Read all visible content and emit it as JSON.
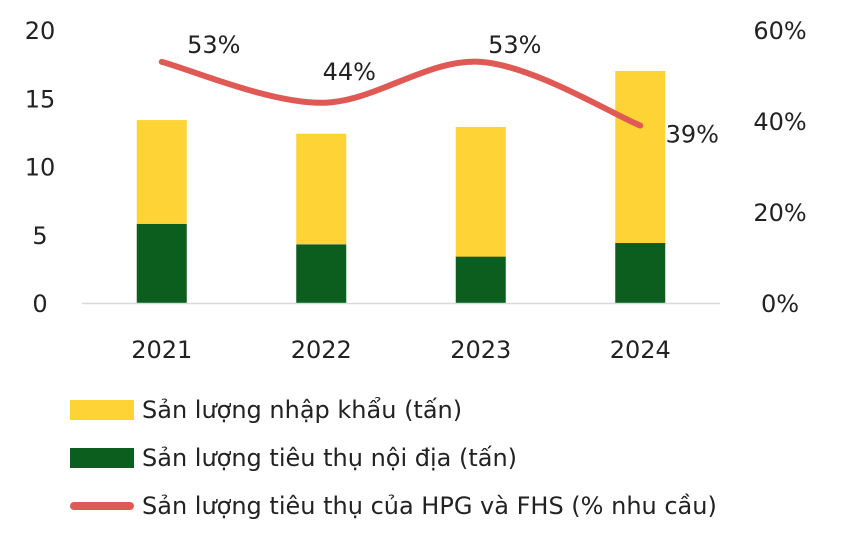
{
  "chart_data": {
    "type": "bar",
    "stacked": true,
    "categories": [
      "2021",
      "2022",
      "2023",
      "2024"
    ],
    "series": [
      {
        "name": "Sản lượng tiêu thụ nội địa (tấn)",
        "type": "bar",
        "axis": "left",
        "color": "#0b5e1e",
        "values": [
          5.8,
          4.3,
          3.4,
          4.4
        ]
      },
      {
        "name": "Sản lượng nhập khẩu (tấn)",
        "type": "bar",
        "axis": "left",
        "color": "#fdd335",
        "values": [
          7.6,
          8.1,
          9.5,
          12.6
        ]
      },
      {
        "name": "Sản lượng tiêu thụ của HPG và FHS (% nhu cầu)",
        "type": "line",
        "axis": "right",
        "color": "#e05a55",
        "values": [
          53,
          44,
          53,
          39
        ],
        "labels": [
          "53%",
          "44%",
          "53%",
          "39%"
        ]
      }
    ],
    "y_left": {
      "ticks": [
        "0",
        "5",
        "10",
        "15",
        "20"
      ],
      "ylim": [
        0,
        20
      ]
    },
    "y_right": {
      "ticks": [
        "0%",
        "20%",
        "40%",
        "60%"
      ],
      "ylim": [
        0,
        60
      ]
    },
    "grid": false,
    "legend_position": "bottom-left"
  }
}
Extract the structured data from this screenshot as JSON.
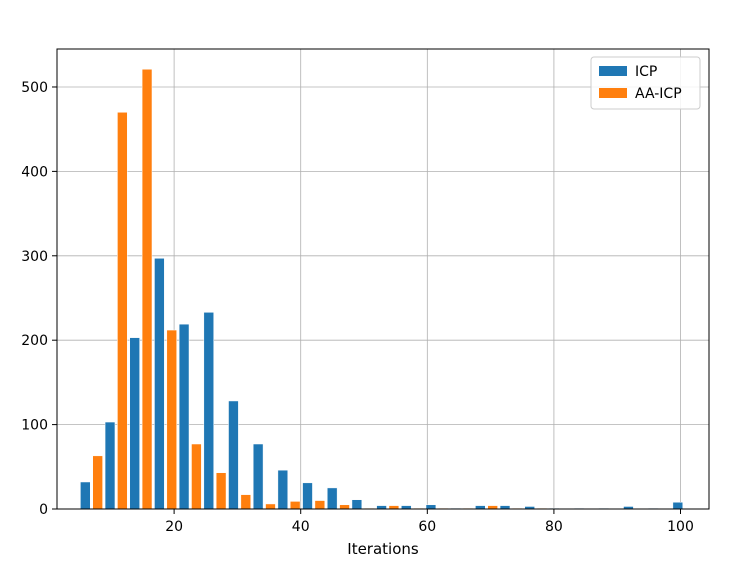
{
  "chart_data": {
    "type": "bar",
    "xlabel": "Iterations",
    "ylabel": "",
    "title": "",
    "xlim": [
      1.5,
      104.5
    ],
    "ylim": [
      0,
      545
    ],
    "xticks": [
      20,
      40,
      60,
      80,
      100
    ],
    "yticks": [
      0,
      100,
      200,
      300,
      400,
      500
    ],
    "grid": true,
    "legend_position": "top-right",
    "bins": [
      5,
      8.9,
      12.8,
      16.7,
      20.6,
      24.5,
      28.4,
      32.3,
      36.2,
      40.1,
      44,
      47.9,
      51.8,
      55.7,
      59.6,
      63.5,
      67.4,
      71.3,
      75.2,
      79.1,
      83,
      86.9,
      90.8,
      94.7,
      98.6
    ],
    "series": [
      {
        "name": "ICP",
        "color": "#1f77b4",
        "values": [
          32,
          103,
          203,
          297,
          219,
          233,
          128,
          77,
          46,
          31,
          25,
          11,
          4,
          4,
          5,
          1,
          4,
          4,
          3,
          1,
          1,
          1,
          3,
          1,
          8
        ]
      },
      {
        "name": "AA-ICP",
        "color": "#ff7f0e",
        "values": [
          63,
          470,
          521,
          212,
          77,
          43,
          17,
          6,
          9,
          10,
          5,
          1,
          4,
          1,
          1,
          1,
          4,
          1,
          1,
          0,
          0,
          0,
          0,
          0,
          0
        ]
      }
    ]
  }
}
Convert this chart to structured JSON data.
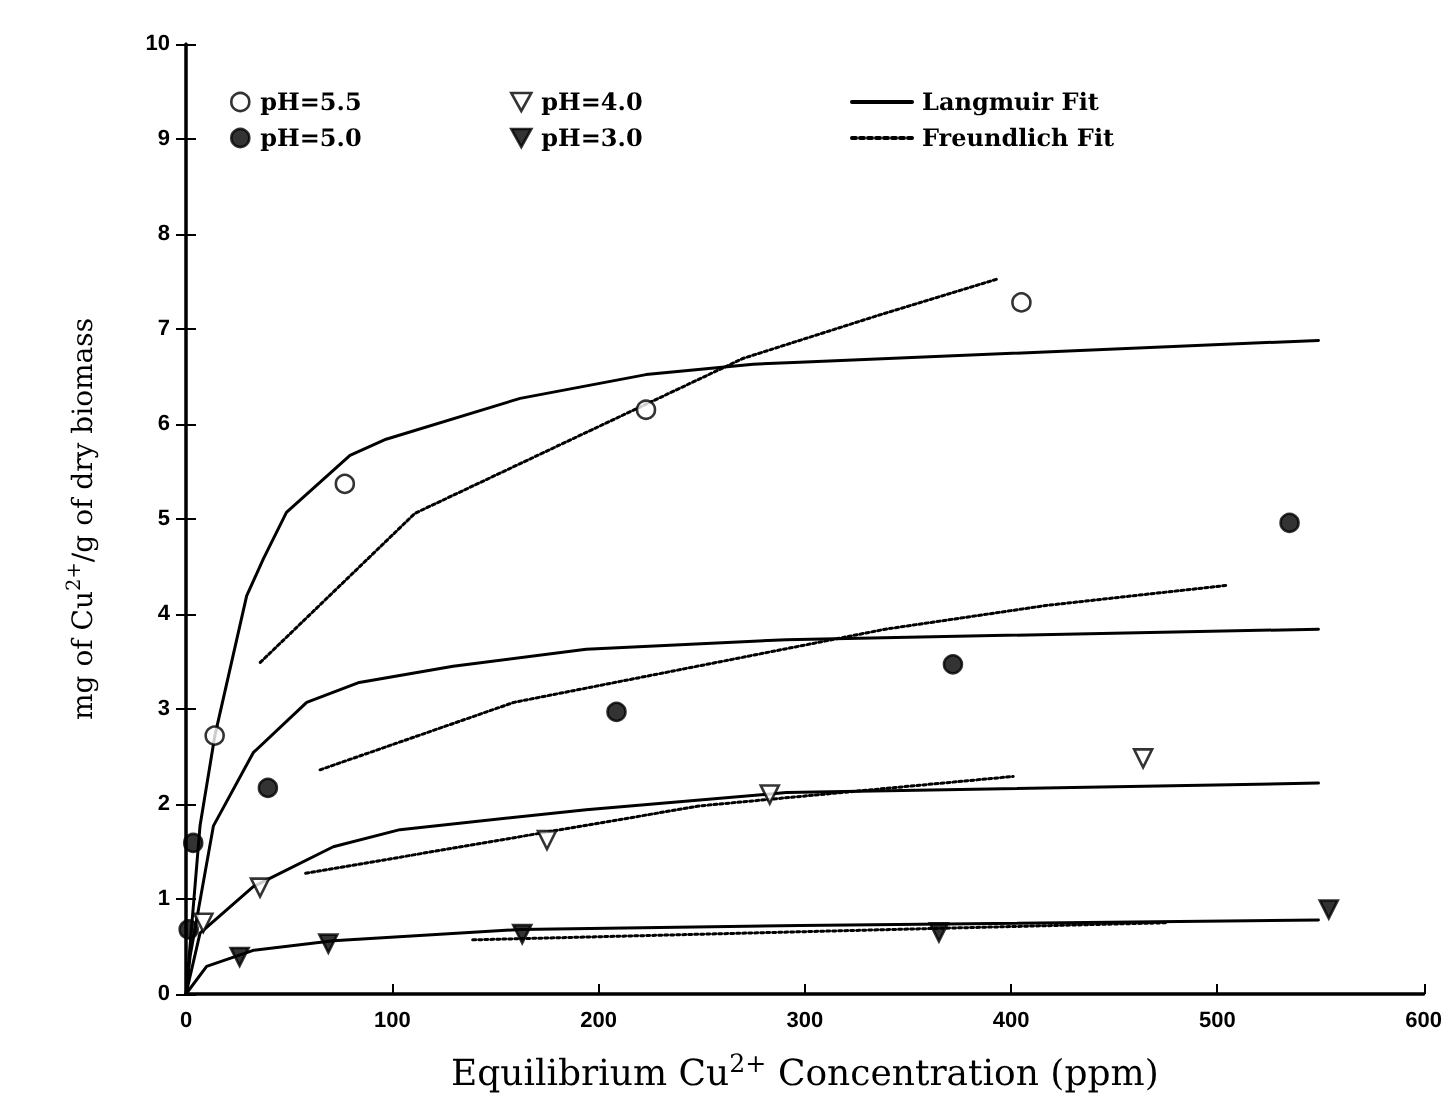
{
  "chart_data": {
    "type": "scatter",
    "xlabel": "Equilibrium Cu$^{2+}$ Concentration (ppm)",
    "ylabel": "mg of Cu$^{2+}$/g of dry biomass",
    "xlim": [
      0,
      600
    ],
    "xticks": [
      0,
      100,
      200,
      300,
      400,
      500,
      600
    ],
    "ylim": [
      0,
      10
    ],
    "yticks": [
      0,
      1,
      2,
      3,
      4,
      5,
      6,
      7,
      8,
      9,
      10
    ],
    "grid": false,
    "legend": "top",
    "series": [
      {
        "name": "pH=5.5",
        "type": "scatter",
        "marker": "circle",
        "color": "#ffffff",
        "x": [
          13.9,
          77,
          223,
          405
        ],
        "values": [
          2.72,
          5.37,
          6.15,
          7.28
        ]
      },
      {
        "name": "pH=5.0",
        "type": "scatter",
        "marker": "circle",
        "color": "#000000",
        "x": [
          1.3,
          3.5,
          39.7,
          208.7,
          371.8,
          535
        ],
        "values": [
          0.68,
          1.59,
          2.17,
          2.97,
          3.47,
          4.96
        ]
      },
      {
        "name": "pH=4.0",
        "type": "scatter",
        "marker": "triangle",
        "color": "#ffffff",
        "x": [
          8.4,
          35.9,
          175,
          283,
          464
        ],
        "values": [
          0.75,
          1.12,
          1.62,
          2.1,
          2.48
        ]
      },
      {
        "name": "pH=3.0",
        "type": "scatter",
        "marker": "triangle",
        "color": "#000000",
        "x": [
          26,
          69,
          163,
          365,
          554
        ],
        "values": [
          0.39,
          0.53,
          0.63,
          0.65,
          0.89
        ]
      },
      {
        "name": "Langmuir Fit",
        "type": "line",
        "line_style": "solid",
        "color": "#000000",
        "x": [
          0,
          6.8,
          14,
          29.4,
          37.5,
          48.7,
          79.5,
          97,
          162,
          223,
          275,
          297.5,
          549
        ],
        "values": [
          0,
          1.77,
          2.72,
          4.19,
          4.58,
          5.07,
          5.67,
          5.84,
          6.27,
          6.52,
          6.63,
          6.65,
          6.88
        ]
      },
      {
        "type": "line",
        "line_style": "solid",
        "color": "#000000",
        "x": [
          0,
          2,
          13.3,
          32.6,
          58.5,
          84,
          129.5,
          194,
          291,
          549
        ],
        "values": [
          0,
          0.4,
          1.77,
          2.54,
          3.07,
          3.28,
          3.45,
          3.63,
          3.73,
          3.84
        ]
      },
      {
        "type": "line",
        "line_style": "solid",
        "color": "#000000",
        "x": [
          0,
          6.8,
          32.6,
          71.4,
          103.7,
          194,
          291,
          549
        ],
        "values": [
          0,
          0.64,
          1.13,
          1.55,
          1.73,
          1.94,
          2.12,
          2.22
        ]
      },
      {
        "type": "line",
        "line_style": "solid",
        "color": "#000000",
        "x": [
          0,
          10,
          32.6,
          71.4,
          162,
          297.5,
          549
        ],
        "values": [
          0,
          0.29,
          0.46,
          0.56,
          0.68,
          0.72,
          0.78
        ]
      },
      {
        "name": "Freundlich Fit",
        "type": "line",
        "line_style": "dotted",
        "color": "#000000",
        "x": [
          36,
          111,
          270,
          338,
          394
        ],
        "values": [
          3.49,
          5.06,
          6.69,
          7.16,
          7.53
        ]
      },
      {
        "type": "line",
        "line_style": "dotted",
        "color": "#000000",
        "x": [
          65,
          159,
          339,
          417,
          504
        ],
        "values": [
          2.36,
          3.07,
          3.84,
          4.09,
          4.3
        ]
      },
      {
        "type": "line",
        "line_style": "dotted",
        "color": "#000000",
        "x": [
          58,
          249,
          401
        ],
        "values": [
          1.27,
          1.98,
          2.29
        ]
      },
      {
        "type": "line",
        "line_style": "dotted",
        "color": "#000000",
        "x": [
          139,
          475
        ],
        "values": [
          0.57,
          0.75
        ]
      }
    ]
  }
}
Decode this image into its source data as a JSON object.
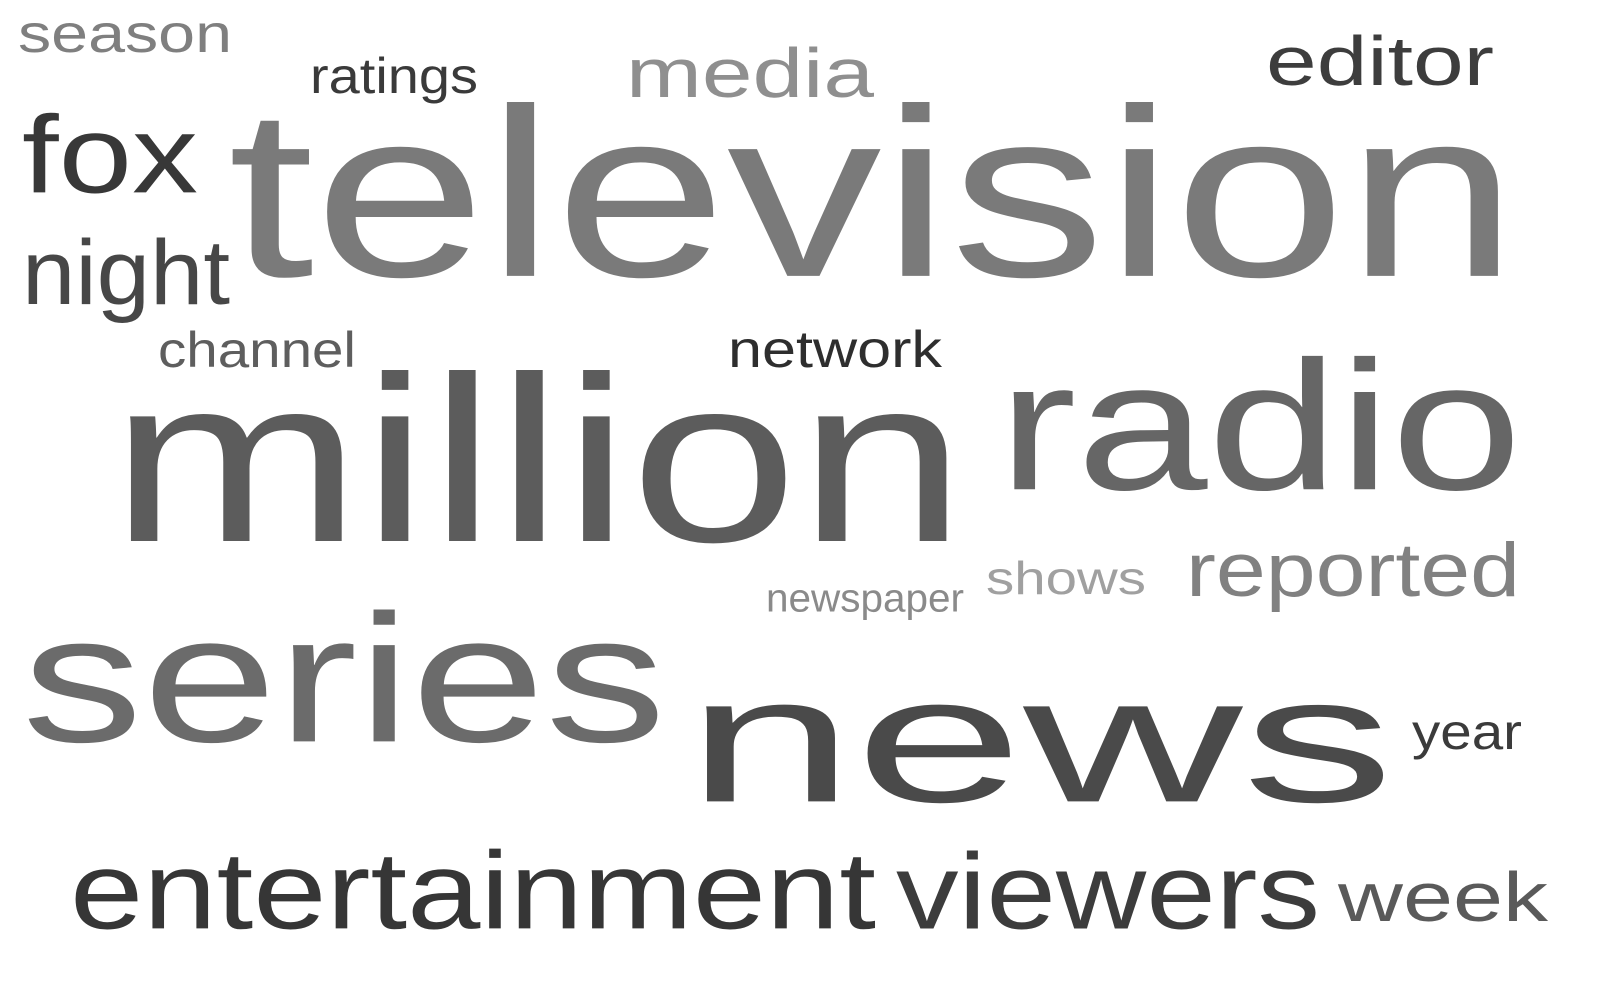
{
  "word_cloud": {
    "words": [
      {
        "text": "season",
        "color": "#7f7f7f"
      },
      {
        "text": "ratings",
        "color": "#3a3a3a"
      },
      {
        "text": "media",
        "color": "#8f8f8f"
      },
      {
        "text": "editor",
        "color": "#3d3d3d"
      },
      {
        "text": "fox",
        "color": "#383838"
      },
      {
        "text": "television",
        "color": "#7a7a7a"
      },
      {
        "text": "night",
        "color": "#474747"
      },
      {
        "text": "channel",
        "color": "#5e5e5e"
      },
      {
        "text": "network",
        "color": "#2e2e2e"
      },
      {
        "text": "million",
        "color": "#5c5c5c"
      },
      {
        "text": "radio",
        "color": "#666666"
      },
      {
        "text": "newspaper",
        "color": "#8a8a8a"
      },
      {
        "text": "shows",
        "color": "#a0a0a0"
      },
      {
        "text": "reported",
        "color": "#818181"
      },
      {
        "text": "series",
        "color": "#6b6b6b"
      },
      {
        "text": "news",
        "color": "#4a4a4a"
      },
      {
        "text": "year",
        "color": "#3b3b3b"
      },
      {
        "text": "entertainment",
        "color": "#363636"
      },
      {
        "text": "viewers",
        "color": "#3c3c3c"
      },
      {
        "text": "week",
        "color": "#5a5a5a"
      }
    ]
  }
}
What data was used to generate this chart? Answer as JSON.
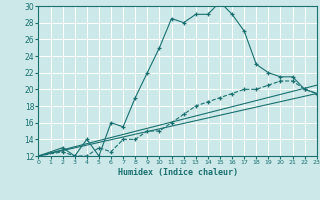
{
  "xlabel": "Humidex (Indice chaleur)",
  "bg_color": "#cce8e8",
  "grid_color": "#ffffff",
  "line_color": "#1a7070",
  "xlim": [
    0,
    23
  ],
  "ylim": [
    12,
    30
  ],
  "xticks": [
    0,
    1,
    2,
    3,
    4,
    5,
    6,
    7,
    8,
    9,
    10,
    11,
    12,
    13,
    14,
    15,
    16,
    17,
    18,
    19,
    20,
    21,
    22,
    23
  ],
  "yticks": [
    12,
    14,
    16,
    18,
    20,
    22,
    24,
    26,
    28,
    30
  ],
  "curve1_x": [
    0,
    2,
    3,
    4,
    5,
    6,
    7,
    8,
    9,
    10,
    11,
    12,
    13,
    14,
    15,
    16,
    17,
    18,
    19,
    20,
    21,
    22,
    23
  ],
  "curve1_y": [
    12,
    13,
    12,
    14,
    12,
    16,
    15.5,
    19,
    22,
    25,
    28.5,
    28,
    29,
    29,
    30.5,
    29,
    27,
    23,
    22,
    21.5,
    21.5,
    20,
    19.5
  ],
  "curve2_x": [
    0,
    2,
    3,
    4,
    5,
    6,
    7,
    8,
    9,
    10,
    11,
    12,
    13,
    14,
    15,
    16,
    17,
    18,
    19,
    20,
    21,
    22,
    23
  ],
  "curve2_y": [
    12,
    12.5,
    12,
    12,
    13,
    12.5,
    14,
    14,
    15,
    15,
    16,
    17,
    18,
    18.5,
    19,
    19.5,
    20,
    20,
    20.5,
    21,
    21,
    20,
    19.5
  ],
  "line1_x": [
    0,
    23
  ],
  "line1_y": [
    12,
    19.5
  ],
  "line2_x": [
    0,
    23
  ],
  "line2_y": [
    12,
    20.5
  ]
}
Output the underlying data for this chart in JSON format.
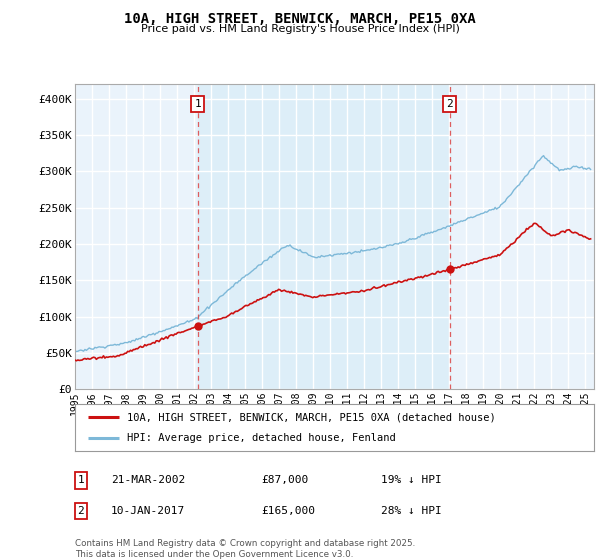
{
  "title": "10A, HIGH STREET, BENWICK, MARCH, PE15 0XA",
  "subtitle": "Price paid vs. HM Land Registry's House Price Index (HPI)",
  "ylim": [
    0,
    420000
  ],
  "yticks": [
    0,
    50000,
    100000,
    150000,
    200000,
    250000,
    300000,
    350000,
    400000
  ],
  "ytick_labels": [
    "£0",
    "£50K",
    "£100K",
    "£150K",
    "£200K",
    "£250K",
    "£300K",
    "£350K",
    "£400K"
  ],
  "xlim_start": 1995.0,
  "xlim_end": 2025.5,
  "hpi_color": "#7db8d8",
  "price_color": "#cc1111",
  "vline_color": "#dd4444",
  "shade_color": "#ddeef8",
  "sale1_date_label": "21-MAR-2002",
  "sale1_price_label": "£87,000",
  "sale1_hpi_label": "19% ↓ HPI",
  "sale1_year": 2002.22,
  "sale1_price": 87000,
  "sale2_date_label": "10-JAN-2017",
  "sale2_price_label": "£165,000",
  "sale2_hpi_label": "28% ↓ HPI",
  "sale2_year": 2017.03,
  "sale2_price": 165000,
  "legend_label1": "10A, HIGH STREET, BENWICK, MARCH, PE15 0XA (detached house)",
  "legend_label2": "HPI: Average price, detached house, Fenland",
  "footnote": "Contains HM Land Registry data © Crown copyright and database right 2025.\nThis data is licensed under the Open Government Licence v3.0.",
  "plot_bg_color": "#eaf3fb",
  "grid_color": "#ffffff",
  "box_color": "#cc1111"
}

What you have to do =
Copy out each line of the data containing the string "structured".

Complete output =
Extract the structured data from this screenshot as JSON.
Convert this chart to structured JSON data.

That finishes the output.